### [WRITTEN EXERCISE]
Look through the entries and report how many lines include the word "title". Give the number alone.

### [DATA ENTRIES]
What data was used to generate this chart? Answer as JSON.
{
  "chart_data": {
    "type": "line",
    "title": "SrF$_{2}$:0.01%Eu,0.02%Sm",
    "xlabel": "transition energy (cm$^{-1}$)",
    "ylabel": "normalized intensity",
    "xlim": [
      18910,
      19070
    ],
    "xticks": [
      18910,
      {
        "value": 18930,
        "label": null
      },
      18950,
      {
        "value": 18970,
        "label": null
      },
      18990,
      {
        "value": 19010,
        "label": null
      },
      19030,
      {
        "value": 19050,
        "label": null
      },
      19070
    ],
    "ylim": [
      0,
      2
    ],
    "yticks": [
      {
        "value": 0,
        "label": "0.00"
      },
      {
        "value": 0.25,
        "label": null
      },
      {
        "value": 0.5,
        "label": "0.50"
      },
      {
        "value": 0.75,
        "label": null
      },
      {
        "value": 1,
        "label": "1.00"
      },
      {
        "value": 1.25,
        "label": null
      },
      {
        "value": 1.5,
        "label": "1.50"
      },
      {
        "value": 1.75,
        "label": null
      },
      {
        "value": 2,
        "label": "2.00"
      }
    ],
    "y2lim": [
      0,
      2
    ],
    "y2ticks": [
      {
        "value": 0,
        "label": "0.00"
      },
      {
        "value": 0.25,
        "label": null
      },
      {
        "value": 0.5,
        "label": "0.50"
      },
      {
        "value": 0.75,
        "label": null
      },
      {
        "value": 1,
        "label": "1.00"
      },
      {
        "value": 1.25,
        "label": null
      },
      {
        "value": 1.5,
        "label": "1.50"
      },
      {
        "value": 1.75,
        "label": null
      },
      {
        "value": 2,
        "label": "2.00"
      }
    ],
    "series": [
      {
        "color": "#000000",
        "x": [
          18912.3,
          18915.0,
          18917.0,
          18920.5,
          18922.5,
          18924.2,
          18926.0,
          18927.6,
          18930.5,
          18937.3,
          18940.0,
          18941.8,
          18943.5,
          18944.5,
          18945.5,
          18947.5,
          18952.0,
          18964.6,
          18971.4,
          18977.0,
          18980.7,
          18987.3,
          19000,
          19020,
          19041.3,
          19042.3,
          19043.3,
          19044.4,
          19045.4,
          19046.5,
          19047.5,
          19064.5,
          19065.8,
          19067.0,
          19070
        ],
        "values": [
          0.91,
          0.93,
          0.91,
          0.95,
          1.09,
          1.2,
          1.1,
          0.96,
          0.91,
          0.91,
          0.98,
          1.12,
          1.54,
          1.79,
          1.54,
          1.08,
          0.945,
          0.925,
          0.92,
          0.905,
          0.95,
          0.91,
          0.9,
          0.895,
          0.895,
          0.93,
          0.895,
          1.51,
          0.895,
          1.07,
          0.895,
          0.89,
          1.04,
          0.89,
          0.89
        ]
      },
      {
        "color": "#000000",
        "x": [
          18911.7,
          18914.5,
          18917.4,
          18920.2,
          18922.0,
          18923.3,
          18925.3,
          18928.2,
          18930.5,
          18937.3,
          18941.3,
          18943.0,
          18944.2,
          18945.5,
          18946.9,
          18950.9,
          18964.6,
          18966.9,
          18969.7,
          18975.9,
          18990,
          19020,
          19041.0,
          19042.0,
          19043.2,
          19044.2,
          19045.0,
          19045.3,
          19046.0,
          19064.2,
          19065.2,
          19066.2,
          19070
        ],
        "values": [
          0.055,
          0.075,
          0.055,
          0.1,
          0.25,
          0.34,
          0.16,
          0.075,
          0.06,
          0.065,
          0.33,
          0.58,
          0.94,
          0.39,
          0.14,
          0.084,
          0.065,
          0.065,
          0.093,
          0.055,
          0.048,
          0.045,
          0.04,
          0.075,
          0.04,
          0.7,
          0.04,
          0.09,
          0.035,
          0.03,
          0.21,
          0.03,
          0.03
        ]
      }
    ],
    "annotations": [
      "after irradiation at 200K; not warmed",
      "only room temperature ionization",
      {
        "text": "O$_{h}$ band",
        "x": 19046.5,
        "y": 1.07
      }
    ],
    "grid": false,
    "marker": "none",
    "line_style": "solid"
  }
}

---

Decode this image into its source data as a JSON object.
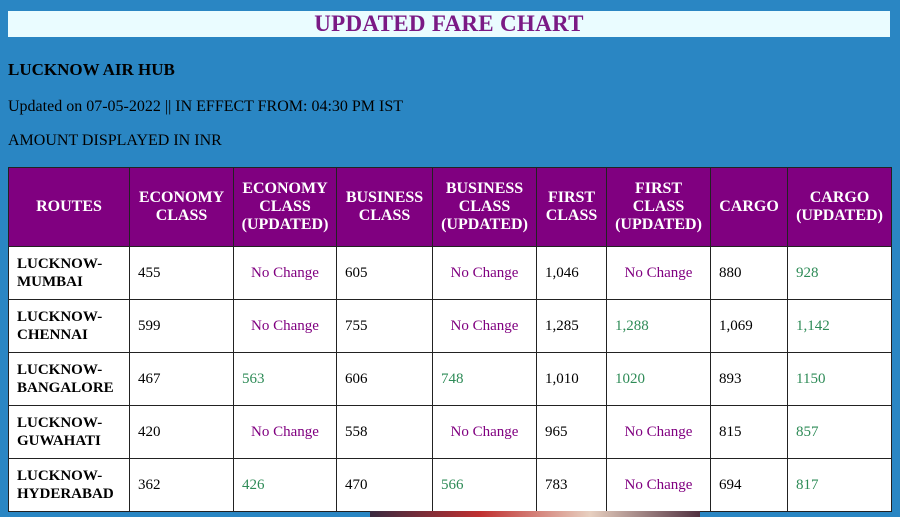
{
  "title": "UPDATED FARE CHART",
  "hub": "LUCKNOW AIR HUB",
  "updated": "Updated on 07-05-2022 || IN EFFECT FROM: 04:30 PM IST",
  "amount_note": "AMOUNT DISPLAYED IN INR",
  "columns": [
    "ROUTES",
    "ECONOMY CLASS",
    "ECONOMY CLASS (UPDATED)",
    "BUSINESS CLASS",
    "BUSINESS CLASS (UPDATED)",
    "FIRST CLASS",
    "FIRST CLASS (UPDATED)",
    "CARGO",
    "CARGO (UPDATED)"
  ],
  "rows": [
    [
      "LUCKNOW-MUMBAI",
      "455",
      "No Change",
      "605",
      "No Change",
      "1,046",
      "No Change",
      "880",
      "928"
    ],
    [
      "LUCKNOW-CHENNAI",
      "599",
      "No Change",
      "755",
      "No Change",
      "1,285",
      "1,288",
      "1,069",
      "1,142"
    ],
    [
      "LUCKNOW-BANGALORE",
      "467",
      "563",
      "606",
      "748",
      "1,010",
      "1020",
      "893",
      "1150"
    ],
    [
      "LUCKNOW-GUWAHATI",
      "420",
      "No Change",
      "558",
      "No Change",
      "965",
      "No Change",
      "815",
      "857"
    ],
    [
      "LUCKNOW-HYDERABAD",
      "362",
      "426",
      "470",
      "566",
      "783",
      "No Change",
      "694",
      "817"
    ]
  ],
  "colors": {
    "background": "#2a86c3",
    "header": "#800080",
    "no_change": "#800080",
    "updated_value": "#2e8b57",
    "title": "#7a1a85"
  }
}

### [RESULT FOR THIS TASK]
3